Aim> Leave out the pictures and reproduce all of the data exactly.

Data for this task>

——————————

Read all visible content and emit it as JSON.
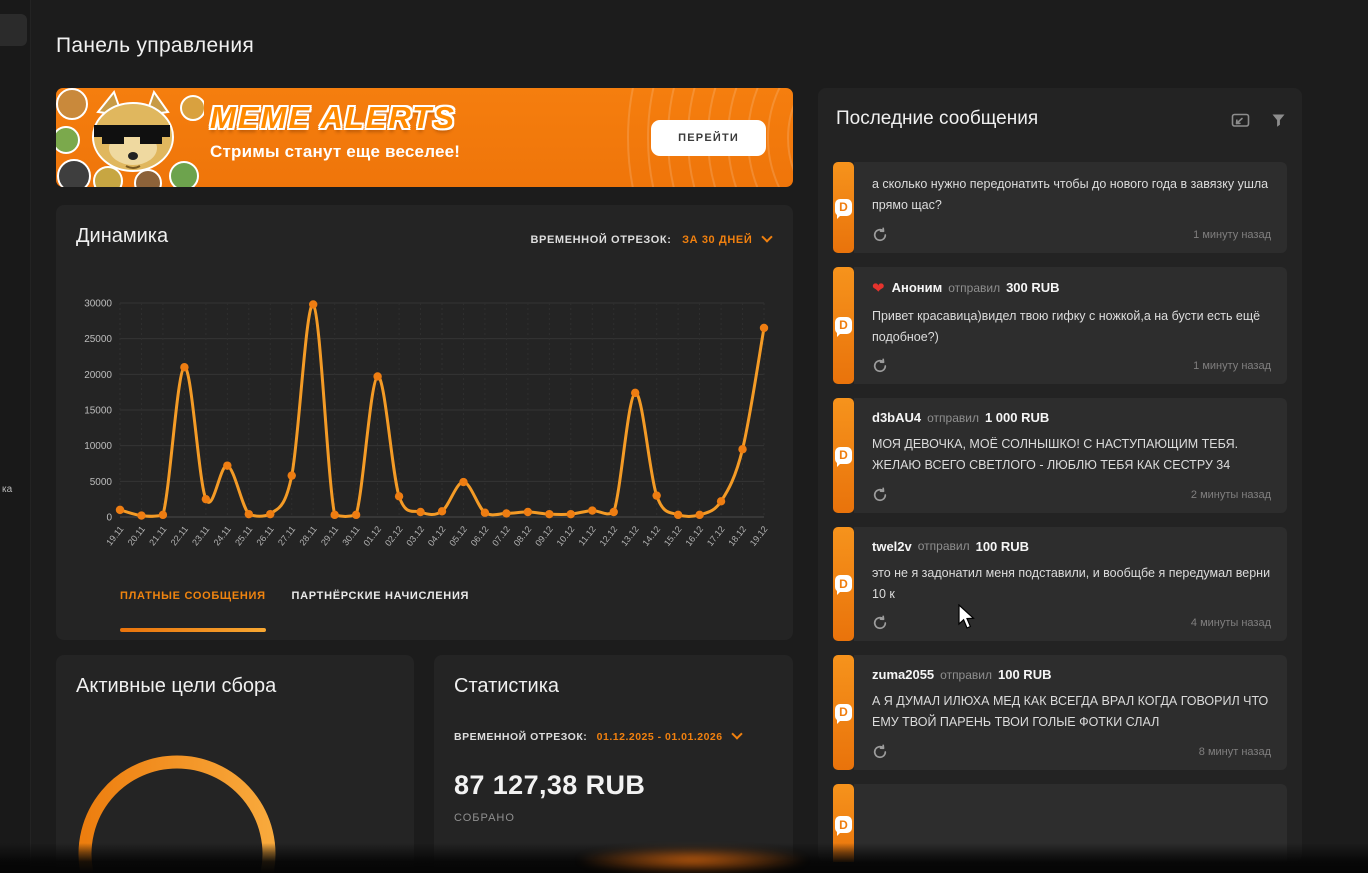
{
  "page": {
    "title": "Панель управления"
  },
  "sidebar": {
    "fragment": "ка"
  },
  "banner": {
    "title": "MEME ALERTS",
    "subtitle": "Стримы станут еще веселее!",
    "button": "ПЕРЕЙТИ",
    "collage_icon": "doge-with-sunglasses-sticker-collage",
    "background_color": "#F0770B"
  },
  "dynamics": {
    "title": "Динамика",
    "period_label": "ВРЕМЕННОЙ ОТРЕЗОК:",
    "period_value": "ЗА 30 ДНЕЙ",
    "tabs": [
      {
        "label": "ПЛАТНЫЕ СООБЩЕНИЯ",
        "active": true
      },
      {
        "label": "ПАРТНЁРСКИЕ НАЧИСЛЕНИЯ",
        "active": false
      }
    ]
  },
  "chart_data": {
    "type": "line",
    "title": "Динамика — платные сообщения за 30 дней (RUB)",
    "categories": [
      "19.11",
      "20.11",
      "21.11",
      "22.11",
      "23.11",
      "24.11",
      "25.11",
      "26.11",
      "27.11",
      "28.11",
      "29.11",
      "30.11",
      "01.12",
      "02.12",
      "03.12",
      "04.12",
      "05.12",
      "06.12",
      "07.12",
      "08.12",
      "09.12",
      "10.12",
      "11.12",
      "12.12",
      "13.12",
      "14.12",
      "15.12",
      "16.12",
      "17.12",
      "18.12",
      "19.12"
    ],
    "values": [
      1000,
      200,
      300,
      21000,
      2500,
      7200,
      400,
      400,
      5800,
      29800,
      300,
      300,
      19700,
      2900,
      700,
      800,
      4900,
      600,
      500,
      700,
      400,
      400,
      900,
      700,
      17400,
      3000,
      300,
      300,
      2200,
      9500,
      26500
    ],
    "xlabel": "",
    "ylabel": "",
    "ylim": [
      0,
      30000
    ],
    "yticks": [
      0,
      5000,
      10000,
      15000,
      20000,
      25000,
      30000
    ],
    "grid": true,
    "legend": "none",
    "line_color": "#F49B26",
    "point_color": "#EE7D12"
  },
  "goals": {
    "title": "Активные цели сбора",
    "progress_ring_color": "#F08A1A"
  },
  "stats": {
    "title": "Статистика",
    "period_label": "ВРЕМЕННОЙ ОТРЕЗОК:",
    "period_value": "01.12.2025 - 01.01.2026",
    "amount": "87 127,38 RUB",
    "amount_caption": "СОБРАНО"
  },
  "messages": {
    "title": "Последние сообщения",
    "logo_letter": "D",
    "icons": {
      "popup": "popup-window-icon",
      "filter": "funnel-icon",
      "refresh": "refresh-icon"
    },
    "items": [
      {
        "user": "",
        "verb": "",
        "amount": "",
        "heart": false,
        "text": "а сколько нужно передонатить чтобы до нового года в завязку ушла прямо щас?",
        "time": "1 минуту назад"
      },
      {
        "user": "Аноним",
        "verb": "отправил",
        "amount": "300 RUB",
        "heart": true,
        "text": "Привет красавица)видел твою гифку с ножкой,а на бусти есть ещё подобное?)",
        "time": "1 минуту назад"
      },
      {
        "user": "d3bAU4",
        "verb": "отправил",
        "amount": "1 000 RUB",
        "heart": false,
        "text": "МОЯ ДЕВОЧКА, МОЁ СОЛНЫШКО! С НАСТУПАЮЩИМ ТЕБЯ. ЖЕЛАЮ ВСЕГО СВЕТЛОГО - ЛЮБЛЮ ТЕБЯ КАК СЕСТРУ 34",
        "time": "2 минуты назад"
      },
      {
        "user": "twel2v",
        "verb": "отправил",
        "amount": "100 RUB",
        "heart": false,
        "text": "это не я задонатил меня подставили, и вообщбе я передумал верни 10 к",
        "time": "4 минуты назад"
      },
      {
        "user": "zuma2055",
        "verb": "отправил",
        "amount": "100 RUB",
        "heart": false,
        "text": "А Я ДУМАЛ ИЛЮХА МЕД КАК ВСЕГДА ВРАЛ КОГДА ГОВОРИЛ ЧТО ЕМУ ТВОЙ ПАРЕНЬ ТВОИ ГОЛЫЕ ФОТКИ СЛАЛ",
        "time": "8 минут назад"
      }
    ]
  },
  "colors": {
    "background": "#1C1C1C",
    "card": "#242424",
    "message_card": "#2D2D2D",
    "accent_orange": "#F07D0E",
    "heart_red": "#E5332D"
  }
}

——————————

Finished task>
Read all visible content and emit it as JSON.
{
  "page": {
    "title": "Панель управления"
  },
  "sidebar": {
    "fragment": "ка"
  },
  "banner": {
    "title": "MEME ALERTS",
    "subtitle": "Стримы станут еще веселее!",
    "button": "ПЕРЕЙТИ",
    "collage_icon": "doge-with-sunglasses-sticker-collage",
    "background_color": "#F0770B"
  },
  "dynamics": {
    "title": "Динамика",
    "period_label": "ВРЕМЕННОЙ ОТРЕЗОК:",
    "period_value": "ЗА 30 ДНЕЙ",
    "tabs": [
      {
        "label": "ПЛАТНЫЕ СООБЩЕНИЯ",
        "active": true
      },
      {
        "label": "ПАРТНЁРСКИЕ НАЧИСЛЕНИЯ",
        "active": false
      }
    ]
  },
  "chart_data": {
    "type": "line",
    "title": "Динамика — платные сообщения за 30 дней (RUB)",
    "categories": [
      "19.11",
      "20.11",
      "21.11",
      "22.11",
      "23.11",
      "24.11",
      "25.11",
      "26.11",
      "27.11",
      "28.11",
      "29.11",
      "30.11",
      "01.12",
      "02.12",
      "03.12",
      "04.12",
      "05.12",
      "06.12",
      "07.12",
      "08.12",
      "09.12",
      "10.12",
      "11.12",
      "12.12",
      "13.12",
      "14.12",
      "15.12",
      "16.12",
      "17.12",
      "18.12",
      "19.12"
    ],
    "values": [
      1000,
      200,
      300,
      21000,
      2500,
      7200,
      400,
      400,
      5800,
      29800,
      300,
      300,
      19700,
      2900,
      700,
      800,
      4900,
      600,
      500,
      700,
      400,
      400,
      900,
      700,
      17400,
      3000,
      300,
      300,
      2200,
      9500,
      26500
    ],
    "xlabel": "",
    "ylabel": "",
    "ylim": [
      0,
      30000
    ],
    "yticks": [
      0,
      5000,
      10000,
      15000,
      20000,
      25000,
      30000
    ],
    "grid": true,
    "legend": "none",
    "line_color": "#F49B26",
    "point_color": "#EE7D12"
  },
  "goals": {
    "title": "Активные цели сбора",
    "progress_ring_color": "#F08A1A"
  },
  "stats": {
    "title": "Статистика",
    "period_label": "ВРЕМЕННОЙ ОТРЕЗОК:",
    "period_value": "01.12.2025 - 01.01.2026",
    "amount": "87 127,38 RUB",
    "amount_caption": "СОБРАНО"
  },
  "messages": {
    "title": "Последние сообщения",
    "logo_letter": "D",
    "icons": {
      "popup": "popup-window-icon",
      "filter": "funnel-icon",
      "refresh": "refresh-icon"
    },
    "items": [
      {
        "user": "",
        "verb": "",
        "amount": "",
        "heart": false,
        "text": "а сколько нужно передонатить чтобы до нового года в завязку ушла прямо щас?",
        "time": "1 минуту назад"
      },
      {
        "user": "Аноним",
        "verb": "отправил",
        "amount": "300 RUB",
        "heart": true,
        "text": "Привет красавица)видел твою гифку с ножкой,а на бусти есть ещё подобное?)",
        "time": "1 минуту назад"
      },
      {
        "user": "d3bAU4",
        "verb": "отправил",
        "amount": "1 000 RUB",
        "heart": false,
        "text": "МОЯ ДЕВОЧКА, МОЁ СОЛНЫШКО! С НАСТУПАЮЩИМ ТЕБЯ. ЖЕЛАЮ ВСЕГО СВЕТЛОГО - ЛЮБЛЮ ТЕБЯ КАК СЕСТРУ 34",
        "time": "2 минуты назад"
      },
      {
        "user": "twel2v",
        "verb": "отправил",
        "amount": "100 RUB",
        "heart": false,
        "text": "это не я задонатил меня подставили, и вообщбе я передумал верни 10 к",
        "time": "4 минуты назад"
      },
      {
        "user": "zuma2055",
        "verb": "отправил",
        "amount": "100 RUB",
        "heart": false,
        "text": "А Я ДУМАЛ ИЛЮХА МЕД КАК ВСЕГДА ВРАЛ КОГДА ГОВОРИЛ ЧТО ЕМУ ТВОЙ ПАРЕНЬ ТВОИ ГОЛЫЕ ФОТКИ СЛАЛ",
        "time": "8 минут назад"
      }
    ]
  },
  "colors": {
    "background": "#1C1C1C",
    "card": "#242424",
    "message_card": "#2D2D2D",
    "accent_orange": "#F07D0E",
    "heart_red": "#E5332D"
  }
}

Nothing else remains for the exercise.